■ Aim ■
Every record below should be printed exactly as it appears.

(Extracted records)

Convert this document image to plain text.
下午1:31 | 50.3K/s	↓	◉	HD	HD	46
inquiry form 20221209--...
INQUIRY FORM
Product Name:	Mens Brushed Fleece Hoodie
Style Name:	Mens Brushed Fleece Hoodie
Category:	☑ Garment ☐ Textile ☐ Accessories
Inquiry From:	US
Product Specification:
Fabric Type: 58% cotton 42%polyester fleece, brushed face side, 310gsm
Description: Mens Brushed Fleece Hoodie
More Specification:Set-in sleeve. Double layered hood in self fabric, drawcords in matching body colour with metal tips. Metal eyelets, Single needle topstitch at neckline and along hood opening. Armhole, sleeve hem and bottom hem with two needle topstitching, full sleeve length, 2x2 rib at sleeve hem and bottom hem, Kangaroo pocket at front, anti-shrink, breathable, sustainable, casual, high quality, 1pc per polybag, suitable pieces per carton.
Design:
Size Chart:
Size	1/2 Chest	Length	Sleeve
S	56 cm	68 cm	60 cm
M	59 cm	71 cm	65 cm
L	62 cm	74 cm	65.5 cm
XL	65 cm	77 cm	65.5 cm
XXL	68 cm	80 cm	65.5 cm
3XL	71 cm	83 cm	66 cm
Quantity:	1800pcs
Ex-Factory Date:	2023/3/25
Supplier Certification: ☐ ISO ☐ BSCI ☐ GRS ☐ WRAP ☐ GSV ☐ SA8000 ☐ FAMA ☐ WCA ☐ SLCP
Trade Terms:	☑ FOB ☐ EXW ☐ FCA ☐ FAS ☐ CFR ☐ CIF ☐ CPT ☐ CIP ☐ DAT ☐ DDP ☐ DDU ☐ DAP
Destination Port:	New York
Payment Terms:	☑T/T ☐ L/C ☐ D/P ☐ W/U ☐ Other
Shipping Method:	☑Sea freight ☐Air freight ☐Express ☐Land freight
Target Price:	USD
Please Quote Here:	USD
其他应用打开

■ Answer in full ■
Convert this document image to plain text.
下午1:31 | 50.3K/s	↓	◉	HD	HD	46
inquiry form 20221209--...
INQUIRY FORM
Product Name:	Mens Brushed Fleece Hoodie
Style Name:	Mens Brushed Fleece Hoodie
Category:	☑ Garment ☐ Textile ☐ Accessories
Inquiry From:	US
Product Specification:
Fabric Type: 58% cotton 42%polyester fleece, brushed face side, 310gsm
Description: Mens Brushed Fleece Hoodie
More Specification:Set-in sleeve. Double layered hood in self fabric, drawcords in matching body colour with metal tips. Metal eyelets, Single needle topstitch at neckline and along hood opening. Armhole, sleeve hem and bottom hem with two needle topstitching, full sleeve length, 2x2 rib at sleeve hem and bottom hem, Kangaroo pocket at front, anti-shrink, breathable, sustainable, casual, high quality, 1pc per polybag, suitable pieces per carton.
Design:
Size Chart:
Size	1/2 Chest	Length	Sleeve
S	56 cm	68 cm	60 cm
M	59 cm	71 cm	65 cm
L	62 cm	74 cm	65.5 cm
XL	65 cm	77 cm	65.5 cm
XXL	68 cm	80 cm	65.5 cm
3XL	71 cm	83 cm	66 cm
Quantity:	1800pcs
Ex-Factory Date:	2023/3/25
Supplier Certification: ☐ ISO ☐ BSCI ☐ GRS ☐ WRAP ☐ GSV ☐ SA8000 ☐ FAMA ☐ WCA ☐ SLCP
Trade Terms:	☑ FOB ☐ EXW ☐ FCA ☐ FAS ☐ CFR ☐ CIF ☐ CPT ☐ CIP ☐ DAT ☐ DDP ☐ DDU ☐ DAP
Destination Port:	New York
Payment Terms:	☑T/T ☐ L/C ☐ D/P ☐ W/U ☐ Other
Shipping Method:	☑Sea freight ☐Air freight ☐Express ☐Land freight
Target Price:	USD
Please Quote Here:	USD
其他应用打开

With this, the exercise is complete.